(Data items)
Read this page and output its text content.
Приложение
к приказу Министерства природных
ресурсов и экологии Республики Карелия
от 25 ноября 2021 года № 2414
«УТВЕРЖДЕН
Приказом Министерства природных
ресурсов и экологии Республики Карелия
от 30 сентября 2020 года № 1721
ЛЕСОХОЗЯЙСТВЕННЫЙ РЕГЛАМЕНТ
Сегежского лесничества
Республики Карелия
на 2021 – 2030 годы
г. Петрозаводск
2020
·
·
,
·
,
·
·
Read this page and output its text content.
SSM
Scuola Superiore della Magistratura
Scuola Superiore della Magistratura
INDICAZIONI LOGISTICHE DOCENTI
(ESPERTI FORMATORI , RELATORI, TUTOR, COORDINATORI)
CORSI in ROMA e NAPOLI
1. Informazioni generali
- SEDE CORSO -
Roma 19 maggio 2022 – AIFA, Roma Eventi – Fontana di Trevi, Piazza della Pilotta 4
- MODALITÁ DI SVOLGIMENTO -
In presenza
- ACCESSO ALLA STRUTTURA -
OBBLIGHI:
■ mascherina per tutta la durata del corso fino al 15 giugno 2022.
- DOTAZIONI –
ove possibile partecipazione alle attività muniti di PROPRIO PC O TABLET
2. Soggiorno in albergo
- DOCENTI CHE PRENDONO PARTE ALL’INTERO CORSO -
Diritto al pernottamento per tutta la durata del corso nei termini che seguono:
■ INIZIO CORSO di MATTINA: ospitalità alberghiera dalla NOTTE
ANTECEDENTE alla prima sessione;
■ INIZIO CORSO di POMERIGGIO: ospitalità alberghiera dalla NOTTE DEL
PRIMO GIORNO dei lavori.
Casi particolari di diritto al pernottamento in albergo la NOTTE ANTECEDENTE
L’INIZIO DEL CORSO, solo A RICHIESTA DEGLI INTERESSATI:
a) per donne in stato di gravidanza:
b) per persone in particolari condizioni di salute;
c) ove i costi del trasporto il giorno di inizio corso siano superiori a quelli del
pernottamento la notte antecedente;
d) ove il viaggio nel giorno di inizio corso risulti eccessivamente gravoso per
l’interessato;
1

Written instruction: Extract the complete data, matching each line exactly.

Solution for this problem:
Read this page and output its text content.
Приложение
к приказу Министерства природных
ресурсов и экологии Республики Карелия
от 25 ноября 2021 года № 2414
«УТВЕРЖДЕН
Приказом Министерства природных
ресурсов и экологии Республики Карелия
от 30 сентября 2020 года № 1721
ЛЕСОХОЗЯЙСТВЕННЫЙ РЕГЛАМЕНТ
Сегежского лесничества
Республики Карелия
на 2021 – 2030 годы
г. Петрозаводск
2020
·
·
,
·
,
·
·
Read this page and output its text content.
SSM
Scuola Superiore della Magistratura
Scuola Superiore della Magistratura
INDICAZIONI LOGISTICHE DOCENTI
(ESPERTI FORMATORI , RELATORI, TUTOR, COORDINATORI)
CORSI in ROMA e NAPOLI
1. Informazioni generali
- SEDE CORSO -
Roma 19 maggio 2022 – AIFA, Roma Eventi – Fontana di Trevi, Piazza della Pilotta 4
- MODALITÁ DI SVOLGIMENTO -
In presenza
- ACCESSO ALLA STRUTTURA -
OBBLIGHI:
■ mascherina per tutta la durata del corso fino al 15 giugno 2022.
- DOTAZIONI –
ove possibile partecipazione alle attività muniti di PROPRIO PC O TABLET
2. Soggiorno in albergo
- DOCENTI CHE PRENDONO PARTE ALL’INTERO CORSO -
Diritto al pernottamento per tutta la durata del corso nei termini che seguono:
■ INIZIO CORSO di MATTINA: ospitalità alberghiera dalla NOTTE
ANTECEDENTE alla prima sessione;
■ INIZIO CORSO di POMERIGGIO: ospitalità alberghiera dalla NOTTE DEL
PRIMO GIORNO dei lavori.
Casi particolari di diritto al pernottamento in albergo la NOTTE ANTECEDENTE
L’INIZIO DEL CORSO, solo A RICHIESTA DEGLI INTERESSATI:
a) per donne in stato di gravidanza:
b) per persone in particolari condizioni di salute;
c) ove i costi del trasporto il giorno di inizio corso siano superiori a quelli del
pernottamento la notte antecedente;
d) ove il viaggio nel giorno di inizio corso risulti eccessivamente gravoso per
l’interessato;
1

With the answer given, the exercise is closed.